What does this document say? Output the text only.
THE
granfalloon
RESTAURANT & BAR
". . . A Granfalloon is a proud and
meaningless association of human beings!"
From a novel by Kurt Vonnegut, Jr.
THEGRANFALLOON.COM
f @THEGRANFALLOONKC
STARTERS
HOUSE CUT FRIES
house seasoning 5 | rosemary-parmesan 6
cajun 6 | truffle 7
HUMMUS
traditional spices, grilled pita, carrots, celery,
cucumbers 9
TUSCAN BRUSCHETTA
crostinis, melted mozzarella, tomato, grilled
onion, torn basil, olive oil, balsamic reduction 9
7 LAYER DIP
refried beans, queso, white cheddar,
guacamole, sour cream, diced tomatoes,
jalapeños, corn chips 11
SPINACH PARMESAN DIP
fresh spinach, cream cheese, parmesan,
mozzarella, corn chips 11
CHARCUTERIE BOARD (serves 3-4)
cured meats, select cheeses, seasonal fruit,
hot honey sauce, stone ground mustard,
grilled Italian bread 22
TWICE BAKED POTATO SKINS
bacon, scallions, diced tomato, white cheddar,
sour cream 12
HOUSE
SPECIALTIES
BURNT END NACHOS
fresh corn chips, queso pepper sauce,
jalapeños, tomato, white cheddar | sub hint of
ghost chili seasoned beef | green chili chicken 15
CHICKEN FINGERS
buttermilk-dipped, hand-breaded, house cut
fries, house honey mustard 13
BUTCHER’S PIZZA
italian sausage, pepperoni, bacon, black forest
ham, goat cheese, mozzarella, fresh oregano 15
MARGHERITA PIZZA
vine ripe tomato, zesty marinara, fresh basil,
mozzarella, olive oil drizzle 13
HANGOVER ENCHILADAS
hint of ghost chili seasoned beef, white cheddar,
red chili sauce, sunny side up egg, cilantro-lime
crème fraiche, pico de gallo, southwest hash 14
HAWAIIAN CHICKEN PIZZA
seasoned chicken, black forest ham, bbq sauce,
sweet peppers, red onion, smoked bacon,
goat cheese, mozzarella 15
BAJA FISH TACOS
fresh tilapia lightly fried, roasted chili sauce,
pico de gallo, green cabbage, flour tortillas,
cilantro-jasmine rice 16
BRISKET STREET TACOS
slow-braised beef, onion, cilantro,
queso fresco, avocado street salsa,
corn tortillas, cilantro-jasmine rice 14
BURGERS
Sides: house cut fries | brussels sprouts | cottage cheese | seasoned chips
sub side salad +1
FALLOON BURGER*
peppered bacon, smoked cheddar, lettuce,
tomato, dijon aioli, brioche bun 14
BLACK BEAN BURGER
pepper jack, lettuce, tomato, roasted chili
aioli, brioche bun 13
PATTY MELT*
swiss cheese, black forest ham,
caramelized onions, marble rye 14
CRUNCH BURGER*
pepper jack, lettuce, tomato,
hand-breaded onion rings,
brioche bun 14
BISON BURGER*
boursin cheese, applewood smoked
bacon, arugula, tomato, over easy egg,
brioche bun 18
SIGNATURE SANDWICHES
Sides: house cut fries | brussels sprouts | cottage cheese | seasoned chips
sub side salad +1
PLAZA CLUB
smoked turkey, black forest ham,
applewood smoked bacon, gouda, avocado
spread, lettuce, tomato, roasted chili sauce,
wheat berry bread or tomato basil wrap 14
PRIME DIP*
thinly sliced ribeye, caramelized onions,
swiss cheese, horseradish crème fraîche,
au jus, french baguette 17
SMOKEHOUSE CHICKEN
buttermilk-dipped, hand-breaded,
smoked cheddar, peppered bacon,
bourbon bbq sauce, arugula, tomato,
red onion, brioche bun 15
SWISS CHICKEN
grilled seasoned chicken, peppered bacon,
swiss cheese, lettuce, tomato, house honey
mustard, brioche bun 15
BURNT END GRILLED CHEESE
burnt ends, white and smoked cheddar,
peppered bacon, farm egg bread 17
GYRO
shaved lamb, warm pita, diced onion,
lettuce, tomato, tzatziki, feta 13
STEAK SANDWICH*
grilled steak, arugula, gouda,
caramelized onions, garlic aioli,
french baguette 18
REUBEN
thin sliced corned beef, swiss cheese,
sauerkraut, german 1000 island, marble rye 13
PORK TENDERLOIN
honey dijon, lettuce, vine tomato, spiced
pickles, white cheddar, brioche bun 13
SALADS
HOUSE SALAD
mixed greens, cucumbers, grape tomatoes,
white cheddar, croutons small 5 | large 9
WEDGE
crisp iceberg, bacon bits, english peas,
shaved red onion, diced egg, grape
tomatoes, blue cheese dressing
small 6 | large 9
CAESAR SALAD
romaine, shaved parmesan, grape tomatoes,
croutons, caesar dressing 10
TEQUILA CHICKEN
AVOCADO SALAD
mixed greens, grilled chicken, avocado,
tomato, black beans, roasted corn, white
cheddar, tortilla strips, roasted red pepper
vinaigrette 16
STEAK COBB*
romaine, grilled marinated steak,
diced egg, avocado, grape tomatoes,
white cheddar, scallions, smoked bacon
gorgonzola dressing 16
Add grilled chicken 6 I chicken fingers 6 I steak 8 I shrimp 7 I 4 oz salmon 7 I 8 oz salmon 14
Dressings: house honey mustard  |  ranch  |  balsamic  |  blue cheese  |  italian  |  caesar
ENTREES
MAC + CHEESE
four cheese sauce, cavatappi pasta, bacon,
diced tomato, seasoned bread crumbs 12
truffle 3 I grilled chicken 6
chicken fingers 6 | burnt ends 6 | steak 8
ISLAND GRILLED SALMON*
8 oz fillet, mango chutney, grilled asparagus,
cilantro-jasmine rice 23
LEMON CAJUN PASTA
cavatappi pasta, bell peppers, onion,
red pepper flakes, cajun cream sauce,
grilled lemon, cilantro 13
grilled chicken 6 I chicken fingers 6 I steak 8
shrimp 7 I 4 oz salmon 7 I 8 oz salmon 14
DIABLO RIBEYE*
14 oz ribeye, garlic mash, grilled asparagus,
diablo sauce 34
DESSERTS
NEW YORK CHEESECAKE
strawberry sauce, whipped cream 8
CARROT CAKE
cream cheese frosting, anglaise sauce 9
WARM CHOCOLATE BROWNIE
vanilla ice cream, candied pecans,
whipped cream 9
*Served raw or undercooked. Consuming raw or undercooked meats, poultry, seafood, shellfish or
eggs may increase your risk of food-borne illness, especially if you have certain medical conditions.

**Written request**
Select all lines in the listing that include the word "bacon".

**The reply**
bacon, scallions, diced tomato, white cheddar,
italian sausage, pepperoni, bacon, black forest
sweet peppers, red onion, smoked bacon,
peppered bacon, smoked cheddar, lettuce,
bacon, arugula, tomato, over easy egg,
applewood smoked bacon, gouda, avocado
smoked cheddar, peppered bacon,
grilled seasoned chicken, peppered bacon,
peppered bacon, farm egg bread 17
crisp iceberg, bacon bits, english peas,
white cheddar, scallions, smoked bacon
four cheese sauce, cavatappi pasta, bacon,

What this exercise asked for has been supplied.